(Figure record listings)

########################################

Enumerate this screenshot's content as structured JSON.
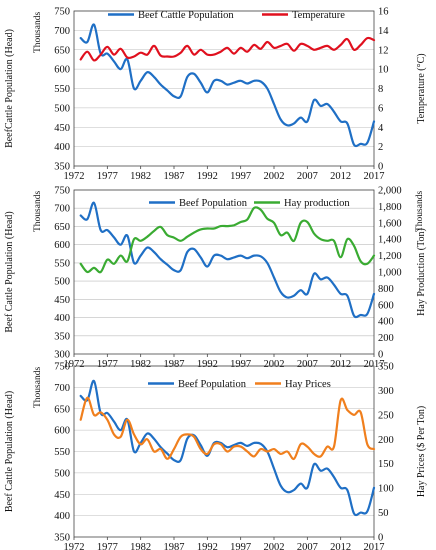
{
  "chart_data": [
    {
      "type": "line",
      "left_unit": "Thousands",
      "ylabel": "BeefCattle Population (Head)",
      "y2label": "Temperature (°C)",
      "xlim": [
        1972,
        2017
      ],
      "xticks": [
        1972,
        1977,
        1982,
        1987,
        1992,
        1997,
        2002,
        2007,
        2012,
        2017
      ],
      "ylim": [
        350,
        750
      ],
      "yticks": [
        350,
        400,
        450,
        500,
        550,
        600,
        650,
        700,
        750
      ],
      "y2lim": [
        0,
        16
      ],
      "y2ticks": [
        0,
        2,
        4,
        6,
        8,
        10,
        12,
        14,
        16
      ],
      "grid": true,
      "legend_position": "top-center",
      "series": [
        {
          "name": "Beef Cattle Population",
          "axis": "left",
          "color": "#1f6fc5",
          "x": [
            1973,
            1974,
            1975,
            1976,
            1977,
            1978,
            1979,
            1980,
            1981,
            1982,
            1983,
            1984,
            1985,
            1986,
            1987,
            1988,
            1989,
            1990,
            1991,
            1992,
            1993,
            1994,
            1995,
            1996,
            1997,
            1998,
            1999,
            2000,
            2001,
            2002,
            2003,
            2004,
            2005,
            2006,
            2007,
            2008,
            2009,
            2010,
            2011,
            2012,
            2013,
            2014,
            2015,
            2016,
            2017
          ],
          "values": [
            680,
            670,
            715,
            640,
            640,
            620,
            600,
            625,
            550,
            570,
            592,
            580,
            560,
            545,
            530,
            530,
            580,
            588,
            565,
            540,
            570,
            570,
            560,
            565,
            570,
            563,
            570,
            568,
            550,
            510,
            470,
            455,
            460,
            475,
            465,
            520,
            505,
            510,
            490,
            465,
            460,
            405,
            407,
            410,
            465
          ]
        },
        {
          "name": "Temperature",
          "axis": "right",
          "color": "#e0101e",
          "x": [
            1973,
            1974,
            1975,
            1976,
            1977,
            1978,
            1979,
            1980,
            1981,
            1982,
            1983,
            1984,
            1985,
            1986,
            1987,
            1988,
            1989,
            1990,
            1991,
            1992,
            1993,
            1994,
            1995,
            1996,
            1997,
            1998,
            1999,
            2000,
            2001,
            2002,
            2003,
            2004,
            2005,
            2006,
            2007,
            2008,
            2009,
            2010,
            2011,
            2012,
            2013,
            2014,
            2015,
            2016,
            2017
          ],
          "values": [
            11.0,
            11.8,
            10.9,
            11.5,
            12.3,
            11.5,
            12.1,
            11.2,
            11.3,
            11.7,
            11.5,
            12.4,
            11.4,
            11.3,
            11.3,
            11.7,
            12.4,
            11.5,
            12.0,
            11.5,
            11.5,
            11.8,
            12.2,
            11.6,
            12.2,
            11.8,
            12.5,
            12.1,
            12.8,
            12.2,
            12.4,
            12.6,
            11.9,
            12.6,
            12.4,
            12.0,
            12.2,
            12.4,
            12.0,
            12.5,
            13.1,
            12.0,
            12.5,
            13.2,
            13.0
          ]
        }
      ]
    },
    {
      "type": "line",
      "left_unit": "Thousands",
      "right_unit": "Thousands",
      "ylabel": "Beef Cattle Population (Head)",
      "y2label": "Hay Production (Ton)",
      "xlim": [
        1972,
        2017
      ],
      "xticks": [
        1972,
        1977,
        1982,
        1987,
        1992,
        1997,
        2002,
        2007,
        2012,
        2017
      ],
      "ylim": [
        300,
        750
      ],
      "yticks": [
        300,
        350,
        400,
        450,
        500,
        550,
        600,
        650,
        700,
        750
      ],
      "y2lim": [
        0,
        2000
      ],
      "y2ticks": [
        0,
        200,
        400,
        600,
        800,
        1000,
        1200,
        1400,
        1600,
        1800,
        2000
      ],
      "y2tick_labels": [
        "0",
        "200",
        "400",
        "600",
        "800",
        "1,000",
        "1,200",
        "1,400",
        "1,600",
        "1,800",
        "2,000"
      ],
      "grid": true,
      "legend_position": "top-center",
      "series": [
        {
          "name": "Beef Population",
          "axis": "left",
          "color": "#1f6fc5",
          "x": [
            1973,
            1974,
            1975,
            1976,
            1977,
            1978,
            1979,
            1980,
            1981,
            1982,
            1983,
            1984,
            1985,
            1986,
            1987,
            1988,
            1989,
            1990,
            1991,
            1992,
            1993,
            1994,
            1995,
            1996,
            1997,
            1998,
            1999,
            2000,
            2001,
            2002,
            2003,
            2004,
            2005,
            2006,
            2007,
            2008,
            2009,
            2010,
            2011,
            2012,
            2013,
            2014,
            2015,
            2016,
            2017
          ],
          "values": [
            680,
            670,
            715,
            640,
            640,
            620,
            600,
            625,
            550,
            570,
            592,
            580,
            560,
            545,
            530,
            530,
            580,
            588,
            565,
            540,
            570,
            570,
            560,
            565,
            570,
            563,
            570,
            568,
            550,
            510,
            470,
            455,
            460,
            475,
            465,
            520,
            505,
            510,
            490,
            465,
            460,
            405,
            407,
            410,
            465
          ]
        },
        {
          "name": "Hay production",
          "axis": "right",
          "color": "#3aab32",
          "x": [
            1973,
            1974,
            1975,
            1976,
            1977,
            1978,
            1979,
            1980,
            1981,
            1982,
            1983,
            1984,
            1985,
            1986,
            1987,
            1988,
            1989,
            1990,
            1991,
            1992,
            1993,
            1994,
            1995,
            1996,
            1997,
            1998,
            1999,
            2000,
            2001,
            2002,
            2003,
            2004,
            2005,
            2006,
            2007,
            2008,
            2009,
            2010,
            2011,
            2012,
            2013,
            2014,
            2015,
            2016,
            2017
          ],
          "values": [
            1100,
            1000,
            1050,
            1000,
            1150,
            1100,
            1200,
            1130,
            1400,
            1380,
            1430,
            1500,
            1550,
            1450,
            1420,
            1380,
            1430,
            1480,
            1520,
            1530,
            1530,
            1560,
            1560,
            1570,
            1610,
            1640,
            1780,
            1760,
            1650,
            1600,
            1450,
            1480,
            1380,
            1600,
            1610,
            1470,
            1400,
            1380,
            1380,
            1180,
            1400,
            1320,
            1130,
            1100,
            1200
          ]
        }
      ]
    },
    {
      "type": "line",
      "left_unit": "Thousands",
      "ylabel": "Beef Cattle Population (Head)",
      "y2label": "Hay Prices ($ Per Ton)",
      "xlim": [
        1972,
        2017
      ],
      "xticks": [
        1972,
        1977,
        1982,
        1987,
        1992,
        1997,
        2002,
        2007,
        2012,
        2017
      ],
      "ylim": [
        350,
        750
      ],
      "yticks": [
        350,
        400,
        450,
        500,
        550,
        600,
        650,
        700,
        750
      ],
      "y2lim": [
        0,
        350
      ],
      "y2ticks": [
        0,
        50,
        100,
        150,
        200,
        250,
        300,
        350
      ],
      "grid": true,
      "legend_position": "top-center",
      "series": [
        {
          "name": "Beef Population",
          "axis": "left",
          "color": "#1f6fc5",
          "x": [
            1973,
            1974,
            1975,
            1976,
            1977,
            1978,
            1979,
            1980,
            1981,
            1982,
            1983,
            1984,
            1985,
            1986,
            1987,
            1988,
            1989,
            1990,
            1991,
            1992,
            1993,
            1994,
            1995,
            1996,
            1997,
            1998,
            1999,
            2000,
            2001,
            2002,
            2003,
            2004,
            2005,
            2006,
            2007,
            2008,
            2009,
            2010,
            2011,
            2012,
            2013,
            2014,
            2015,
            2016,
            2017
          ],
          "values": [
            680,
            670,
            715,
            640,
            640,
            620,
            600,
            625,
            550,
            570,
            592,
            580,
            560,
            545,
            530,
            530,
            580,
            588,
            565,
            540,
            570,
            570,
            560,
            565,
            570,
            563,
            570,
            568,
            550,
            510,
            470,
            455,
            460,
            475,
            465,
            520,
            505,
            510,
            490,
            465,
            460,
            405,
            407,
            410,
            465
          ]
        },
        {
          "name": "Hay Prices",
          "axis": "right",
          "color": "#f07f1d",
          "x": [
            1973,
            1974,
            1975,
            1976,
            1977,
            1978,
            1979,
            1980,
            1981,
            1982,
            1983,
            1984,
            1985,
            1986,
            1987,
            1988,
            1989,
            1990,
            1991,
            1992,
            1993,
            1994,
            1995,
            1996,
            1997,
            1998,
            1999,
            2000,
            2001,
            2002,
            2003,
            2004,
            2005,
            2006,
            2007,
            2008,
            2009,
            2010,
            2011,
            2012,
            2013,
            2014,
            2015,
            2016,
            2017
          ],
          "values": [
            240,
            285,
            250,
            255,
            240,
            210,
            205,
            240,
            210,
            190,
            200,
            175,
            180,
            160,
            180,
            205,
            210,
            205,
            180,
            170,
            190,
            190,
            175,
            185,
            185,
            175,
            165,
            180,
            175,
            180,
            170,
            175,
            160,
            190,
            185,
            170,
            165,
            185,
            185,
            280,
            260,
            250,
            255,
            190,
            180
          ]
        }
      ]
    }
  ]
}
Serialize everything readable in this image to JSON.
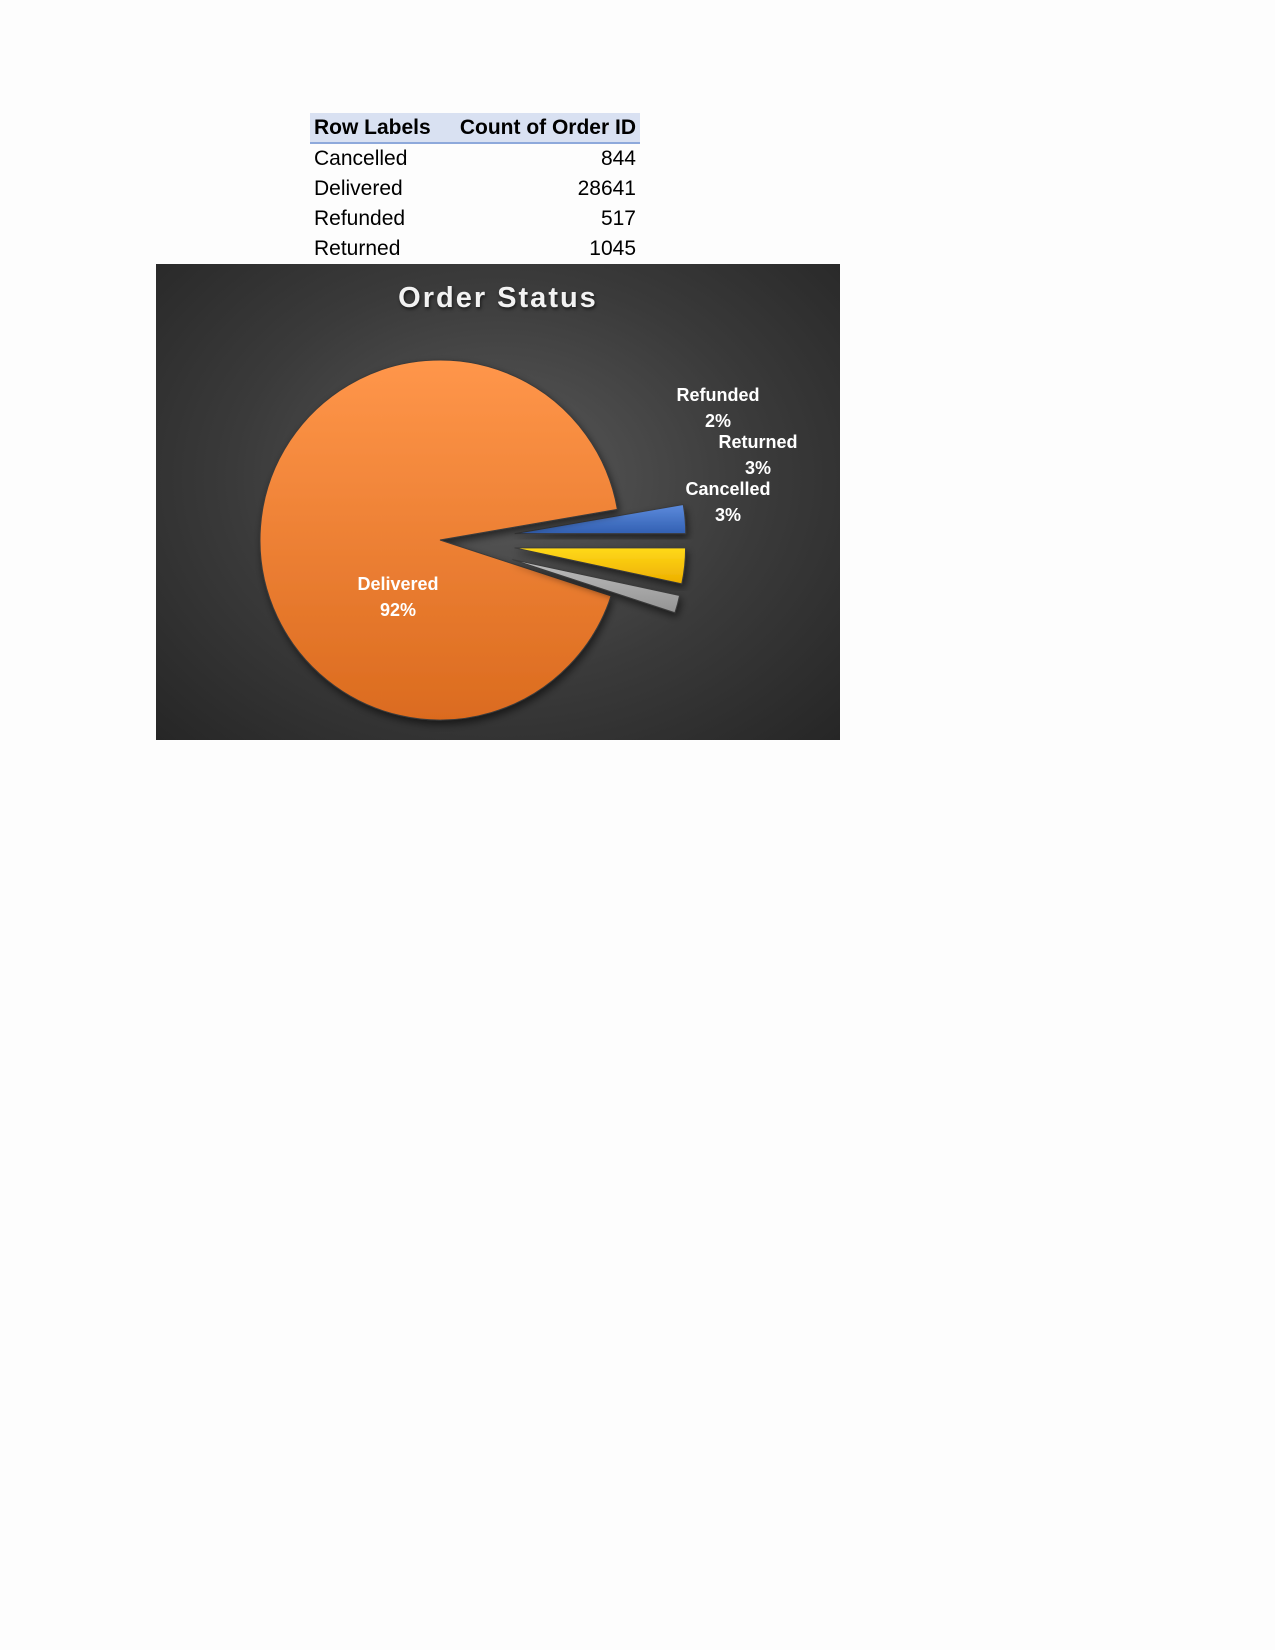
{
  "pivot": {
    "headers": [
      "Row Labels",
      "Count of Order ID"
    ],
    "rows": [
      {
        "label": "Cancelled",
        "value": "844"
      },
      {
        "label": "Delivered",
        "value": "28641"
      },
      {
        "label": "Refunded",
        "value": "517"
      },
      {
        "label": "Returned",
        "value": "1045"
      }
    ]
  },
  "chart_data": {
    "type": "pie",
    "title": "Order Status",
    "categories": [
      "Cancelled",
      "Delivered",
      "Refunded",
      "Returned"
    ],
    "values": [
      844,
      28641,
      517,
      1045
    ],
    "percent_labels": [
      "3%",
      "92%",
      "2%",
      "3%"
    ],
    "colors": [
      "#4472c4",
      "#ed7d31",
      "#a5a5a5",
      "#ffc000"
    ],
    "exploded": [
      "Cancelled",
      "Refunded",
      "Returned"
    ],
    "legend": "none"
  }
}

########################################

> **Exercise goal**:
Check each line above for the word "this" and say how many have it, with nothing else.

> **Solution to the exercise**:
2